Write out each record again exactly as it stands.

======== Data records

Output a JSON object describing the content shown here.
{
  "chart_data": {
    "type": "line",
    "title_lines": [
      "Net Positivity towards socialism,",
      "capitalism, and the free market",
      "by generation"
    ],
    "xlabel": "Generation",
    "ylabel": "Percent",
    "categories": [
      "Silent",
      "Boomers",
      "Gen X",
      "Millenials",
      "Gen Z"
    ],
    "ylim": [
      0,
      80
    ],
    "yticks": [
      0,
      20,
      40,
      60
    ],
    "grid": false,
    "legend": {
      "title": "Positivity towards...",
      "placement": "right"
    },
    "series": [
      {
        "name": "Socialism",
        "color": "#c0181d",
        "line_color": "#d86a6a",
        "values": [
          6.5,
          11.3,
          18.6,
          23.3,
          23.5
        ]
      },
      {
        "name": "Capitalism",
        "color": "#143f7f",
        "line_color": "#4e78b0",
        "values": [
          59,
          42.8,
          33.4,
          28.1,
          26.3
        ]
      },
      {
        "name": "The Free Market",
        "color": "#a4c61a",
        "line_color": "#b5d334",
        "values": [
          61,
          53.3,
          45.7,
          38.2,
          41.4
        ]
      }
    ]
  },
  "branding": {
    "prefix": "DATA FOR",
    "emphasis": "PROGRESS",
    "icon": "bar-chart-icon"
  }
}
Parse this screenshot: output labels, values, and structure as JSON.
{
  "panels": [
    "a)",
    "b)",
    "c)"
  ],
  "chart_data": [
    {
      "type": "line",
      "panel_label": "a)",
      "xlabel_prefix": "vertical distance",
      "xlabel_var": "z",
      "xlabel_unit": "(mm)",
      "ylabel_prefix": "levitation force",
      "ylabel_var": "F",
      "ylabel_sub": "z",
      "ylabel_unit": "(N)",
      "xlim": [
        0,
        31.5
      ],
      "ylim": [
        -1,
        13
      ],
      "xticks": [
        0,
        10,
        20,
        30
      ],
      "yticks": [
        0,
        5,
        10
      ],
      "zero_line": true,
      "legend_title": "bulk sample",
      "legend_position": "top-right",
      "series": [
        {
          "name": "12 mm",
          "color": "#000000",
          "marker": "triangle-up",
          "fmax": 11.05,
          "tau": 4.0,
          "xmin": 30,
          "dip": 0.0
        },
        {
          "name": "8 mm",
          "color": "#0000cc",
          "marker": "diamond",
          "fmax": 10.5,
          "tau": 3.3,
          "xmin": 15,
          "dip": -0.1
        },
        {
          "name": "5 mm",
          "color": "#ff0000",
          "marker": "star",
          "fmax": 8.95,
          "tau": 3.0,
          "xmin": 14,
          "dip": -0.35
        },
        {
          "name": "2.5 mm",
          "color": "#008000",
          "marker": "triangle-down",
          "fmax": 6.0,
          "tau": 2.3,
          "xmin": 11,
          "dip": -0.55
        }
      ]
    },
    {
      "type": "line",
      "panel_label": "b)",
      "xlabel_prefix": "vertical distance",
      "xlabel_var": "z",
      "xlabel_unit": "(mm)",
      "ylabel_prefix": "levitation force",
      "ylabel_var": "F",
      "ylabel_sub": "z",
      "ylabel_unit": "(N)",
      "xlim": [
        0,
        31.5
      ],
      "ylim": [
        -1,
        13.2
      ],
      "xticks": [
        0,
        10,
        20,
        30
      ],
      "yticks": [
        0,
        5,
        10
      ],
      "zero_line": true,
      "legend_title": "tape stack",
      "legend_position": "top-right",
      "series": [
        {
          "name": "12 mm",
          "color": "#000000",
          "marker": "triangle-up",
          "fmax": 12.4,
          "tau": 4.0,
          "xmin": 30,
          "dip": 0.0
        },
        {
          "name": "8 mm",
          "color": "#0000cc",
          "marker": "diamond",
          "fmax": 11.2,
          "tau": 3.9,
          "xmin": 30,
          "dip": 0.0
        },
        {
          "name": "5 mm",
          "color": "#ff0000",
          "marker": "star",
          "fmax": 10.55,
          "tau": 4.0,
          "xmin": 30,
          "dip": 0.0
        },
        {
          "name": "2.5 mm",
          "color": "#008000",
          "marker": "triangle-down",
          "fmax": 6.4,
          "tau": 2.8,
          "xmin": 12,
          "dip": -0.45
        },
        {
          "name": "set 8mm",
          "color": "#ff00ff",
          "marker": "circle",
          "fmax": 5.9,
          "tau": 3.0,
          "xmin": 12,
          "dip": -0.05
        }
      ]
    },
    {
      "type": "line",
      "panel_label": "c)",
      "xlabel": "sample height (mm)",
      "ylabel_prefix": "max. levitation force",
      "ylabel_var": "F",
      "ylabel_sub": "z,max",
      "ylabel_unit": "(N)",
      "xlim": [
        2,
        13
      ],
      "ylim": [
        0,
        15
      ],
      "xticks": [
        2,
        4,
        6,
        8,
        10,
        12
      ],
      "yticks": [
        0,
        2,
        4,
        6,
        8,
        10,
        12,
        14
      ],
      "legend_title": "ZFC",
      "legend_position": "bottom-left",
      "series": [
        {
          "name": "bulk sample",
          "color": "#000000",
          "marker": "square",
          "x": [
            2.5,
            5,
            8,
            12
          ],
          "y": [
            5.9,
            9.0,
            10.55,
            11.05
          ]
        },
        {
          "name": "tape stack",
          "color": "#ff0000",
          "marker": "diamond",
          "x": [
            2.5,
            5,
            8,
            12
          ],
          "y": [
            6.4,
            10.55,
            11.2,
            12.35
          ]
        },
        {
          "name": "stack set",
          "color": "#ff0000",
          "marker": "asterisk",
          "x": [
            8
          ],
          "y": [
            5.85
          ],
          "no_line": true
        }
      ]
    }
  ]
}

================

### [Solution to the exercise]
Output a JSON object describing the content shown here.
{
  "chart_data": {
    "type": "line",
    "title_lines": [
      "Net Positivity towards socialism,",
      "capitalism, and the free market",
      "by generation"
    ],
    "xlabel": "Generation",
    "ylabel": "Percent",
    "categories": [
      "Silent",
      "Boomers",
      "Gen X",
      "Millenials",
      "Gen Z"
    ],
    "ylim": [
      0,
      80
    ],
    "yticks": [
      0,
      20,
      40,
      60
    ],
    "grid": false,
    "legend": {
      "title": "Positivity towards...",
      "placement": "right"
    },
    "series": [
      {
        "name": "Socialism",
        "color": "#c0181d",
        "line_color": "#d86a6a",
        "values": [
          6.5,
          11.3,
          18.6,
          23.3,
          23.5
        ]
      },
      {
        "name": "Capitalism",
        "color": "#143f7f",
        "line_color": "#4e78b0",
        "values": [
          59,
          42.8,
          33.4,
          28.1,
          26.3
        ]
      },
      {
        "name": "The Free Market",
        "color": "#a4c61a",
        "line_color": "#b5d334",
        "values": [
          61,
          53.3,
          45.7,
          38.2,
          41.4
        ]
      }
    ]
  },
  "branding": {
    "prefix": "DATA FOR",
    "emphasis": "PROGRESS",
    "icon": "bar-chart-icon"
  }
}
Parse this screenshot: output labels, values, and structure as JSON.
{
  "panels": [
    "a)",
    "b)",
    "c)"
  ],
  "chart_data": [
    {
      "type": "line",
      "panel_label": "a)",
      "xlabel_prefix": "vertical distance",
      "xlabel_var": "z",
      "xlabel_unit": "(mm)",
      "ylabel_prefix": "levitation force",
      "ylabel_var": "F",
      "ylabel_sub": "z",
      "ylabel_unit": "(N)",
      "xlim": [
        0,
        31.5
      ],
      "ylim": [
        -1,
        13
      ],
      "xticks": [
        0,
        10,
        20,
        30
      ],
      "yticks": [
        0,
        5,
        10
      ],
      "zero_line": true,
      "legend_title": "bulk sample",
      "legend_position": "top-right",
      "series": [
        {
          "name": "12 mm",
          "color": "#000000",
          "marker": "triangle-up",
          "fmax": 11.05,
          "tau": 4.0,
          "xmin": 30,
          "dip": 0.0
        },
        {
          "name": "8 mm",
          "color": "#0000cc",
          "marker": "diamond",
          "fmax": 10.5,
          "tau": 3.3,
          "xmin": 15,
          "dip": -0.1
        },
        {
          "name": "5 mm",
          "color": "#ff0000",
          "marker": "star",
          "fmax": 8.95,
          "tau": 3.0,
          "xmin": 14,
          "dip": -0.35
        },
        {
          "name": "2.5 mm",
          "color": "#008000",
          "marker": "triangle-down",
          "fmax": 6.0,
          "tau": 2.3,
          "xmin": 11,
          "dip": -0.55
        }
      ]
    },
    {
      "type": "line",
      "panel_label": "b)",
      "xlabel_prefix": "vertical distance",
      "xlabel_var": "z",
      "xlabel_unit": "(mm)",
      "ylabel_prefix": "levitation force",
      "ylabel_var": "F",
      "ylabel_sub": "z",
      "ylabel_unit": "(N)",
      "xlim": [
        0,
        31.5
      ],
      "ylim": [
        -1,
        13.2
      ],
      "xticks": [
        0,
        10,
        20,
        30
      ],
      "yticks": [
        0,
        5,
        10
      ],
      "zero_line": true,
      "legend_title": "tape stack",
      "legend_position": "top-right",
      "series": [
        {
          "name": "12 mm",
          "color": "#000000",
          "marker": "triangle-up",
          "fmax": 12.4,
          "tau": 4.0,
          "xmin": 30,
          "dip": 0.0
        },
        {
          "name": "8 mm",
          "color": "#0000cc",
          "marker": "diamond",
          "fmax": 11.2,
          "tau": 3.9,
          "xmin": 30,
          "dip": 0.0
        },
        {
          "name": "5 mm",
          "color": "#ff0000",
          "marker": "star",
          "fmax": 10.55,
          "tau": 4.0,
          "xmin": 30,
          "dip": 0.0
        },
        {
          "name": "2.5 mm",
          "color": "#008000",
          "marker": "triangle-down",
          "fmax": 6.4,
          "tau": 2.8,
          "xmin": 12,
          "dip": -0.45
        },
        {
          "name": "set 8mm",
          "color": "#ff00ff",
          "marker": "circle",
          "fmax": 5.9,
          "tau": 3.0,
          "xmin": 12,
          "dip": -0.05
        }
      ]
    },
    {
      "type": "line",
      "panel_label": "c)",
      "xlabel": "sample height (mm)",
      "ylabel_prefix": "max. levitation force",
      "ylabel_var": "F",
      "ylabel_sub": "z,max",
      "ylabel_unit": "(N)",
      "xlim": [
        2,
        13
      ],
      "ylim": [
        0,
        15
      ],
      "xticks": [
        2,
        4,
        6,
        8,
        10,
        12
      ],
      "yticks": [
        0,
        2,
        4,
        6,
        8,
        10,
        12,
        14
      ],
      "legend_title": "ZFC",
      "legend_position": "bottom-left",
      "series": [
        {
          "name": "bulk sample",
          "color": "#000000",
          "marker": "square",
          "x": [
            2.5,
            5,
            8,
            12
          ],
          "y": [
            5.9,
            9.0,
            10.55,
            11.05
          ]
        },
        {
          "name": "tape stack",
          "color": "#ff0000",
          "marker": "diamond",
          "x": [
            2.5,
            5,
            8,
            12
          ],
          "y": [
            6.4,
            10.55,
            11.2,
            12.35
          ]
        },
        {
          "name": "stack set",
          "color": "#ff0000",
          "marker": "asterisk",
          "x": [
            8
          ],
          "y": [
            5.85
          ],
          "no_line": true
        }
      ]
    }
  ]
}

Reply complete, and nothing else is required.